- [Given problem]: Write out the entire listing below exactly as it appears, minus any pictures.

- [Data entries for graphics]:
----

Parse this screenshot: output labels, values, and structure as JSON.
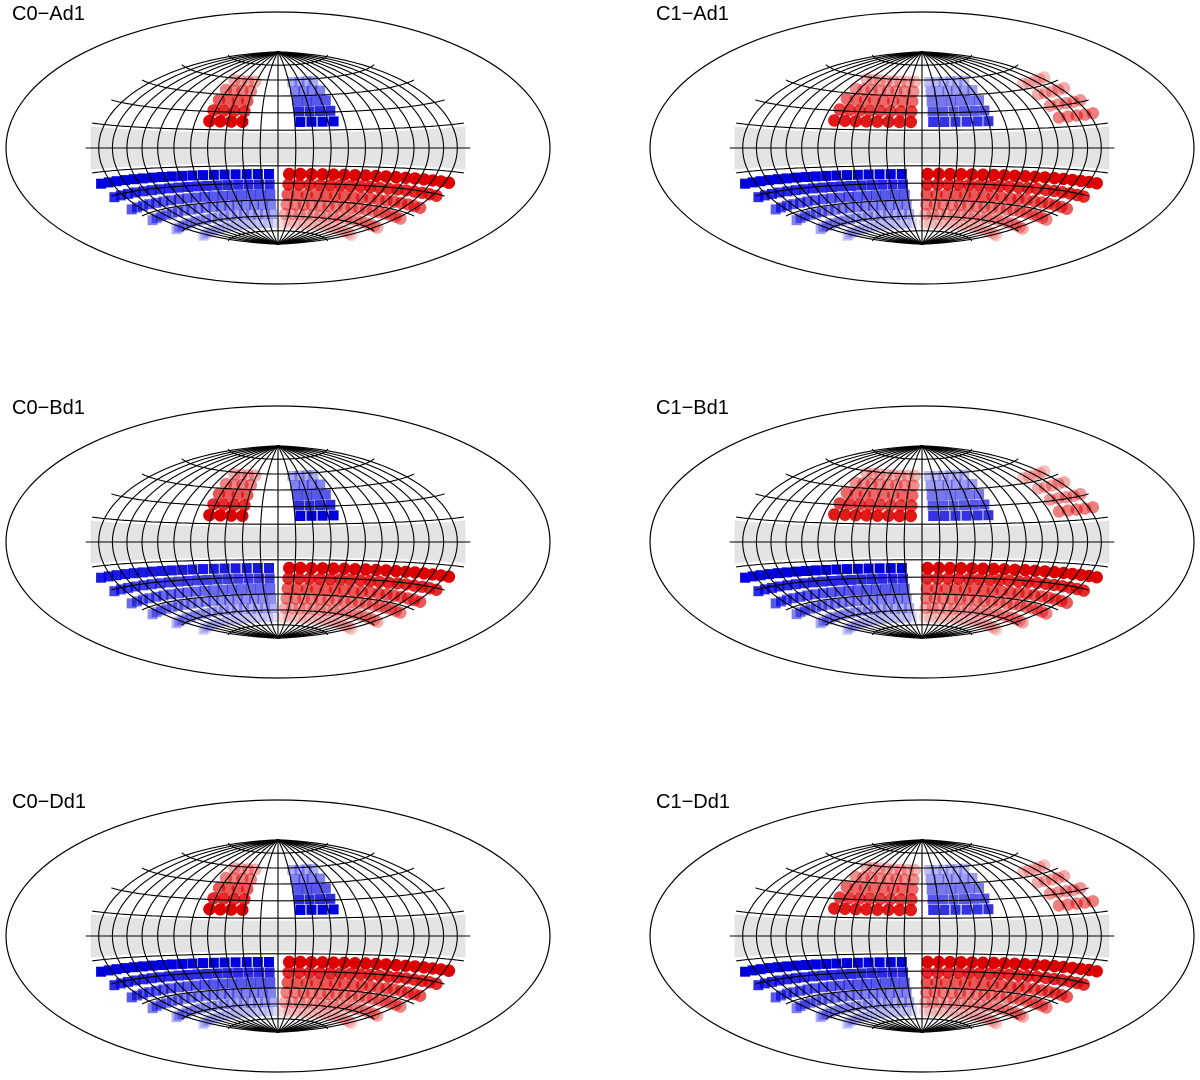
{
  "chart_data": [
    {
      "type": "scatter",
      "title": "C0−Ad1",
      "projection": "hammer-aitoff",
      "graticule": true,
      "masked_band": "galactic-plane",
      "dot_colors": {
        "positive": "#dd0000",
        "negative": "#0000dd"
      },
      "blocks": [
        {
          "sign": "+",
          "lat": [
            22,
            31,
            40,
            49,
            58
          ],
          "lon": [
            -62,
            -28
          ],
          "peak": 1.0
        },
        {
          "sign": "-",
          "lat": [
            22,
            31,
            40,
            49,
            58
          ],
          "lon": [
            20,
            58
          ],
          "peak": 1.0
        },
        {
          "sign": "-",
          "lat": [
            -22,
            -31,
            -40,
            -49,
            -58,
            -67
          ],
          "lon": [
            -178,
            0
          ],
          "peak": 1.0
        },
        {
          "sign": "+",
          "lat": [
            -22,
            -31,
            -40,
            -49,
            -58,
            -67
          ],
          "lon": [
            10,
            178
          ],
          "peak": 1.0
        }
      ]
    },
    {
      "type": "scatter",
      "title": "C1−Ad1",
      "projection": "hammer-aitoff",
      "graticule": true,
      "masked_band": "galactic-plane",
      "dot_colors": {
        "positive": "#dd0000",
        "negative": "#0000dd"
      },
      "blocks": [
        {
          "sign": "+",
          "lat": [
            22,
            31,
            40,
            49,
            58
          ],
          "lon": [
            -80,
            -10
          ],
          "peak": 0.9
        },
        {
          "sign": "-",
          "lat": [
            22,
            31,
            40,
            49,
            58
          ],
          "lon": [
            10,
            60
          ],
          "peak": 0.8
        },
        {
          "sign": "+",
          "lat": [
            22,
            31,
            40,
            49
          ],
          "lon": [
            130,
            178
          ],
          "peak": 0.5
        },
        {
          "sign": "-",
          "lat": [
            -22,
            -31,
            -40,
            -49,
            -58,
            -67
          ],
          "lon": [
            -178,
            -10
          ],
          "peak": 1.0
        },
        {
          "sign": "+",
          "lat": [
            -22,
            -31,
            -40,
            -49,
            -58,
            -67
          ],
          "lon": [
            5,
            178
          ],
          "peak": 1.0
        }
      ]
    },
    {
      "type": "scatter",
      "title": "C0−Bd1",
      "projection": "hammer-aitoff",
      "graticule": true,
      "masked_band": "galactic-plane",
      "dot_colors": {
        "positive": "#dd0000",
        "negative": "#0000dd"
      },
      "blocks": [
        {
          "sign": "+",
          "lat": [
            22,
            31,
            40,
            49,
            58
          ],
          "lon": [
            -62,
            -28
          ],
          "peak": 1.0
        },
        {
          "sign": "-",
          "lat": [
            22,
            31,
            40,
            49,
            58
          ],
          "lon": [
            20,
            58
          ],
          "peak": 1.0
        },
        {
          "sign": "-",
          "lat": [
            -22,
            -31,
            -40,
            -49,
            -58,
            -67
          ],
          "lon": [
            -178,
            0
          ],
          "peak": 0.9
        },
        {
          "sign": "+",
          "lat": [
            -22,
            -31,
            -40,
            -49,
            -58,
            -67
          ],
          "lon": [
            10,
            178
          ],
          "peak": 1.0
        }
      ]
    },
    {
      "type": "scatter",
      "title": "C1−Bd1",
      "projection": "hammer-aitoff",
      "graticule": true,
      "masked_band": "galactic-plane",
      "dot_colors": {
        "positive": "#dd0000",
        "negative": "#0000dd"
      },
      "blocks": [
        {
          "sign": "+",
          "lat": [
            22,
            31,
            40,
            49,
            58
          ],
          "lon": [
            -80,
            -10
          ],
          "peak": 0.9
        },
        {
          "sign": "-",
          "lat": [
            22,
            31,
            40,
            49,
            58
          ],
          "lon": [
            10,
            60
          ],
          "peak": 0.8
        },
        {
          "sign": "+",
          "lat": [
            22,
            31,
            40,
            49
          ],
          "lon": [
            130,
            178
          ],
          "peak": 0.5
        },
        {
          "sign": "-",
          "lat": [
            -22,
            -31,
            -40,
            -49,
            -58,
            -67
          ],
          "lon": [
            -178,
            -10
          ],
          "peak": 1.0
        },
        {
          "sign": "+",
          "lat": [
            -22,
            -31,
            -40,
            -49,
            -58,
            -67
          ],
          "lon": [
            5,
            178
          ],
          "peak": 1.0
        }
      ]
    },
    {
      "type": "scatter",
      "title": "C0−Dd1",
      "projection": "hammer-aitoff",
      "graticule": true,
      "masked_band": "galactic-plane",
      "dot_colors": {
        "positive": "#dd0000",
        "negative": "#0000dd"
      },
      "blocks": [
        {
          "sign": "+",
          "lat": [
            22,
            31,
            40,
            49,
            58
          ],
          "lon": [
            -62,
            -28
          ],
          "peak": 1.0
        },
        {
          "sign": "-",
          "lat": [
            22,
            31,
            40,
            49,
            58
          ],
          "lon": [
            20,
            58
          ],
          "peak": 1.0
        },
        {
          "sign": "-",
          "lat": [
            -22,
            -31,
            -40,
            -49,
            -58,
            -67
          ],
          "lon": [
            -178,
            0
          ],
          "peak": 1.0
        },
        {
          "sign": "+",
          "lat": [
            -22,
            -31,
            -40,
            -49,
            -58,
            -67
          ],
          "lon": [
            10,
            178
          ],
          "peak": 1.0
        }
      ]
    },
    {
      "type": "scatter",
      "title": "C1−Dd1",
      "projection": "hammer-aitoff",
      "graticule": true,
      "masked_band": "galactic-plane",
      "dot_colors": {
        "positive": "#dd0000",
        "negative": "#0000dd"
      },
      "blocks": [
        {
          "sign": "+",
          "lat": [
            22,
            31,
            40,
            49,
            58
          ],
          "lon": [
            -80,
            -10
          ],
          "peak": 0.9
        },
        {
          "sign": "-",
          "lat": [
            22,
            31,
            40,
            49,
            58
          ],
          "lon": [
            10,
            60
          ],
          "peak": 0.8
        },
        {
          "sign": "+",
          "lat": [
            22,
            31,
            40,
            49
          ],
          "lon": [
            130,
            178
          ],
          "peak": 0.5
        },
        {
          "sign": "-",
          "lat": [
            -22,
            -31,
            -40,
            -49,
            -58,
            -67
          ],
          "lon": [
            -178,
            -10
          ],
          "peak": 1.0
        },
        {
          "sign": "+",
          "lat": [
            -22,
            -31,
            -40,
            -49,
            -58,
            -67
          ],
          "lon": [
            5,
            178
          ],
          "peak": 1.0
        }
      ]
    }
  ]
}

----

- [Answer for the task]:
Parse this screenshot: output labels, values, and structure as JSON.
{
  "chart_data": [
    {
      "type": "scatter",
      "title": "C0−Ad1",
      "projection": "hammer-aitoff",
      "graticule": true,
      "masked_band": "galactic-plane",
      "dot_colors": {
        "positive": "#dd0000",
        "negative": "#0000dd"
      },
      "blocks": [
        {
          "sign": "+",
          "lat": [
            22,
            31,
            40,
            49,
            58
          ],
          "lon": [
            -62,
            -28
          ],
          "peak": 1.0
        },
        {
          "sign": "-",
          "lat": [
            22,
            31,
            40,
            49,
            58
          ],
          "lon": [
            20,
            58
          ],
          "peak": 1.0
        },
        {
          "sign": "-",
          "lat": [
            -22,
            -31,
            -40,
            -49,
            -58,
            -67
          ],
          "lon": [
            -178,
            0
          ],
          "peak": 1.0
        },
        {
          "sign": "+",
          "lat": [
            -22,
            -31,
            -40,
            -49,
            -58,
            -67
          ],
          "lon": [
            10,
            178
          ],
          "peak": 1.0
        }
      ]
    },
    {
      "type": "scatter",
      "title": "C1−Ad1",
      "projection": "hammer-aitoff",
      "graticule": true,
      "masked_band": "galactic-plane",
      "dot_colors": {
        "positive": "#dd0000",
        "negative": "#0000dd"
      },
      "blocks": [
        {
          "sign": "+",
          "lat": [
            22,
            31,
            40,
            49,
            58
          ],
          "lon": [
            -80,
            -10
          ],
          "peak": 0.9
        },
        {
          "sign": "-",
          "lat": [
            22,
            31,
            40,
            49,
            58
          ],
          "lon": [
            10,
            60
          ],
          "peak": 0.8
        },
        {
          "sign": "+",
          "lat": [
            22,
            31,
            40,
            49
          ],
          "lon": [
            130,
            178
          ],
          "peak": 0.5
        },
        {
          "sign": "-",
          "lat": [
            -22,
            -31,
            -40,
            -49,
            -58,
            -67
          ],
          "lon": [
            -178,
            -10
          ],
          "peak": 1.0
        },
        {
          "sign": "+",
          "lat": [
            -22,
            -31,
            -40,
            -49,
            -58,
            -67
          ],
          "lon": [
            5,
            178
          ],
          "peak": 1.0
        }
      ]
    },
    {
      "type": "scatter",
      "title": "C0−Bd1",
      "projection": "hammer-aitoff",
      "graticule": true,
      "masked_band": "galactic-plane",
      "dot_colors": {
        "positive": "#dd0000",
        "negative": "#0000dd"
      },
      "blocks": [
        {
          "sign": "+",
          "lat": [
            22,
            31,
            40,
            49,
            58
          ],
          "lon": [
            -62,
            -28
          ],
          "peak": 1.0
        },
        {
          "sign": "-",
          "lat": [
            22,
            31,
            40,
            49,
            58
          ],
          "lon": [
            20,
            58
          ],
          "peak": 1.0
        },
        {
          "sign": "-",
          "lat": [
            -22,
            -31,
            -40,
            -49,
            -58,
            -67
          ],
          "lon": [
            -178,
            0
          ],
          "peak": 0.9
        },
        {
          "sign": "+",
          "lat": [
            -22,
            -31,
            -40,
            -49,
            -58,
            -67
          ],
          "lon": [
            10,
            178
          ],
          "peak": 1.0
        }
      ]
    },
    {
      "type": "scatter",
      "title": "C1−Bd1",
      "projection": "hammer-aitoff",
      "graticule": true,
      "masked_band": "galactic-plane",
      "dot_colors": {
        "positive": "#dd0000",
        "negative": "#0000dd"
      },
      "blocks": [
        {
          "sign": "+",
          "lat": [
            22,
            31,
            40,
            49,
            58
          ],
          "lon": [
            -80,
            -10
          ],
          "peak": 0.9
        },
        {
          "sign": "-",
          "lat": [
            22,
            31,
            40,
            49,
            58
          ],
          "lon": [
            10,
            60
          ],
          "peak": 0.8
        },
        {
          "sign": "+",
          "lat": [
            22,
            31,
            40,
            49
          ],
          "lon": [
            130,
            178
          ],
          "peak": 0.5
        },
        {
          "sign": "-",
          "lat": [
            -22,
            -31,
            -40,
            -49,
            -58,
            -67
          ],
          "lon": [
            -178,
            -10
          ],
          "peak": 1.0
        },
        {
          "sign": "+",
          "lat": [
            -22,
            -31,
            -40,
            -49,
            -58,
            -67
          ],
          "lon": [
            5,
            178
          ],
          "peak": 1.0
        }
      ]
    },
    {
      "type": "scatter",
      "title": "C0−Dd1",
      "projection": "hammer-aitoff",
      "graticule": true,
      "masked_band": "galactic-plane",
      "dot_colors": {
        "positive": "#dd0000",
        "negative": "#0000dd"
      },
      "blocks": [
        {
          "sign": "+",
          "lat": [
            22,
            31,
            40,
            49,
            58
          ],
          "lon": [
            -62,
            -28
          ],
          "peak": 1.0
        },
        {
          "sign": "-",
          "lat": [
            22,
            31,
            40,
            49,
            58
          ],
          "lon": [
            20,
            58
          ],
          "peak": 1.0
        },
        {
          "sign": "-",
          "lat": [
            -22,
            -31,
            -40,
            -49,
            -58,
            -67
          ],
          "lon": [
            -178,
            0
          ],
          "peak": 1.0
        },
        {
          "sign": "+",
          "lat": [
            -22,
            -31,
            -40,
            -49,
            -58,
            -67
          ],
          "lon": [
            10,
            178
          ],
          "peak": 1.0
        }
      ]
    },
    {
      "type": "scatter",
      "title": "C1−Dd1",
      "projection": "hammer-aitoff",
      "graticule": true,
      "masked_band": "galactic-plane",
      "dot_colors": {
        "positive": "#dd0000",
        "negative": "#0000dd"
      },
      "blocks": [
        {
          "sign": "+",
          "lat": [
            22,
            31,
            40,
            49,
            58
          ],
          "lon": [
            -80,
            -10
          ],
          "peak": 0.9
        },
        {
          "sign": "-",
          "lat": [
            22,
            31,
            40,
            49,
            58
          ],
          "lon": [
            10,
            60
          ],
          "peak": 0.8
        },
        {
          "sign": "+",
          "lat": [
            22,
            31,
            40,
            49
          ],
          "lon": [
            130,
            178
          ],
          "peak": 0.5
        },
        {
          "sign": "-",
          "lat": [
            -22,
            -31,
            -40,
            -49,
            -58,
            -67
          ],
          "lon": [
            -178,
            -10
          ],
          "peak": 1.0
        },
        {
          "sign": "+",
          "lat": [
            -22,
            -31,
            -40,
            -49,
            -58,
            -67
          ],
          "lon": [
            5,
            178
          ],
          "peak": 1.0
        }
      ]
    }
  ]
}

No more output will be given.